Input data
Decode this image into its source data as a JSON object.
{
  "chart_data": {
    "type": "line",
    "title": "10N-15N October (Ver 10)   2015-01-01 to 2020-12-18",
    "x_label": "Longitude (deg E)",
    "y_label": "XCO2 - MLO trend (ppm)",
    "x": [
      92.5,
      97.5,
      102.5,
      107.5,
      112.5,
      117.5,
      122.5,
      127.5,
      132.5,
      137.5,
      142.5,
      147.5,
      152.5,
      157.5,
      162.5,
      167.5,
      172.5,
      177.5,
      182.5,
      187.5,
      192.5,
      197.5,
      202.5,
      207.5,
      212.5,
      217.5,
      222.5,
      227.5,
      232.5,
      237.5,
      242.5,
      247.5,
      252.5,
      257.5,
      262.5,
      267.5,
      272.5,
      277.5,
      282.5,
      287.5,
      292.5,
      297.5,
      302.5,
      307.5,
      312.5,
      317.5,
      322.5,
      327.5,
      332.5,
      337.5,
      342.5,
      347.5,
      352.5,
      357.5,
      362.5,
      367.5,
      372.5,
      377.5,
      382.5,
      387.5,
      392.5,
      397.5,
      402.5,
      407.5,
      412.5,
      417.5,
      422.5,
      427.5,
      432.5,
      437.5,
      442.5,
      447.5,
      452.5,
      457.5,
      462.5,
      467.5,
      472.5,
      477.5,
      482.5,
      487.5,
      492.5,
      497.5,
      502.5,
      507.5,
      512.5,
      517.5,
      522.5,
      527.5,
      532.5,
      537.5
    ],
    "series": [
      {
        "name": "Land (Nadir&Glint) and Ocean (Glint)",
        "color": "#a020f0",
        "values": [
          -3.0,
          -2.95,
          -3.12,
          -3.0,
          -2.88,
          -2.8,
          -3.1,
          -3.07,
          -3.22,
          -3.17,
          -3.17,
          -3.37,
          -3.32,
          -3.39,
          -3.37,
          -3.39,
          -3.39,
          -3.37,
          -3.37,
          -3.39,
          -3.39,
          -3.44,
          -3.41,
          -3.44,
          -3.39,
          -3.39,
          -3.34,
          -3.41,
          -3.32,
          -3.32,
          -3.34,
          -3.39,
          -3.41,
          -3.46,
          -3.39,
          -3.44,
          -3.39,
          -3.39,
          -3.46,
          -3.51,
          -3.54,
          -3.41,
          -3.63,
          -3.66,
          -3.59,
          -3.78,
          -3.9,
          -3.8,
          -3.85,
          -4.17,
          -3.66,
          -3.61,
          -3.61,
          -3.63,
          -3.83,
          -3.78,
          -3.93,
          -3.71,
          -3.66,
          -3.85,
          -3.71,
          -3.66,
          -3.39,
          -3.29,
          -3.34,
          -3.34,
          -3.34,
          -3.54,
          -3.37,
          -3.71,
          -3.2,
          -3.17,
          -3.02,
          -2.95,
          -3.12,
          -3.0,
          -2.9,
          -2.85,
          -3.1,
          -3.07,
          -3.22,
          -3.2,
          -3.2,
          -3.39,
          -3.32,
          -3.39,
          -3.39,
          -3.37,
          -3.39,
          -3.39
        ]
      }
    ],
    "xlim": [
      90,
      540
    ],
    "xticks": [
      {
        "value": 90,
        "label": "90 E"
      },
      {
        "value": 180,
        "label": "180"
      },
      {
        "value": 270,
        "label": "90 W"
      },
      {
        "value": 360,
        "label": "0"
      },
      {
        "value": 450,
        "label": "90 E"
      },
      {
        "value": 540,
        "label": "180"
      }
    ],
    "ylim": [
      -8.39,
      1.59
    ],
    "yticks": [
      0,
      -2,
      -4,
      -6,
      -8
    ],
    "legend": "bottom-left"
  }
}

Required work
All of the entries above must be quoted exactly.

Task answer
Decode this image into its source data as a JSON object.
{
  "chart_data": {
    "type": "line",
    "title": "10N-15N October (Ver 10)   2015-01-01 to 2020-12-18",
    "x_label": "Longitude (deg E)",
    "y_label": "XCO2 - MLO trend (ppm)",
    "x": [
      92.5,
      97.5,
      102.5,
      107.5,
      112.5,
      117.5,
      122.5,
      127.5,
      132.5,
      137.5,
      142.5,
      147.5,
      152.5,
      157.5,
      162.5,
      167.5,
      172.5,
      177.5,
      182.5,
      187.5,
      192.5,
      197.5,
      202.5,
      207.5,
      212.5,
      217.5,
      222.5,
      227.5,
      232.5,
      237.5,
      242.5,
      247.5,
      252.5,
      257.5,
      262.5,
      267.5,
      272.5,
      277.5,
      282.5,
      287.5,
      292.5,
      297.5,
      302.5,
      307.5,
      312.5,
      317.5,
      322.5,
      327.5,
      332.5,
      337.5,
      342.5,
      347.5,
      352.5,
      357.5,
      362.5,
      367.5,
      372.5,
      377.5,
      382.5,
      387.5,
      392.5,
      397.5,
      402.5,
      407.5,
      412.5,
      417.5,
      422.5,
      427.5,
      432.5,
      437.5,
      442.5,
      447.5,
      452.5,
      457.5,
      462.5,
      467.5,
      472.5,
      477.5,
      482.5,
      487.5,
      492.5,
      497.5,
      502.5,
      507.5,
      512.5,
      517.5,
      522.5,
      527.5,
      532.5,
      537.5
    ],
    "series": [
      {
        "name": "Land (Nadir&Glint) and Ocean (Glint)",
        "color": "#a020f0",
        "values": [
          -3.0,
          -2.95,
          -3.12,
          -3.0,
          -2.88,
          -2.8,
          -3.1,
          -3.07,
          -3.22,
          -3.17,
          -3.17,
          -3.37,
          -3.32,
          -3.39,
          -3.37,
          -3.39,
          -3.39,
          -3.37,
          -3.37,
          -3.39,
          -3.39,
          -3.44,
          -3.41,
          -3.44,
          -3.39,
          -3.39,
          -3.34,
          -3.41,
          -3.32,
          -3.32,
          -3.34,
          -3.39,
          -3.41,
          -3.46,
          -3.39,
          -3.44,
          -3.39,
          -3.39,
          -3.46,
          -3.51,
          -3.54,
          -3.41,
          -3.63,
          -3.66,
          -3.59,
          -3.78,
          -3.9,
          -3.8,
          -3.85,
          -4.17,
          -3.66,
          -3.61,
          -3.61,
          -3.63,
          -3.83,
          -3.78,
          -3.93,
          -3.71,
          -3.66,
          -3.85,
          -3.71,
          -3.66,
          -3.39,
          -3.29,
          -3.34,
          -3.34,
          -3.34,
          -3.54,
          -3.37,
          -3.71,
          -3.2,
          -3.17,
          -3.02,
          -2.95,
          -3.12,
          -3.0,
          -2.9,
          -2.85,
          -3.1,
          -3.07,
          -3.22,
          -3.2,
          -3.2,
          -3.39,
          -3.32,
          -3.39,
          -3.39,
          -3.37,
          -3.39,
          -3.39
        ]
      }
    ],
    "xlim": [
      90,
      540
    ],
    "xticks": [
      {
        "value": 90,
        "label": "90 E"
      },
      {
        "value": 180,
        "label": "180"
      },
      {
        "value": 270,
        "label": "90 W"
      },
      {
        "value": 360,
        "label": "0"
      },
      {
        "value": 450,
        "label": "90 E"
      },
      {
        "value": 540,
        "label": "180"
      }
    ],
    "ylim": [
      -8.39,
      1.59
    ],
    "yticks": [
      0,
      -2,
      -4,
      -6,
      -8
    ],
    "legend": "bottom-left"
  }
}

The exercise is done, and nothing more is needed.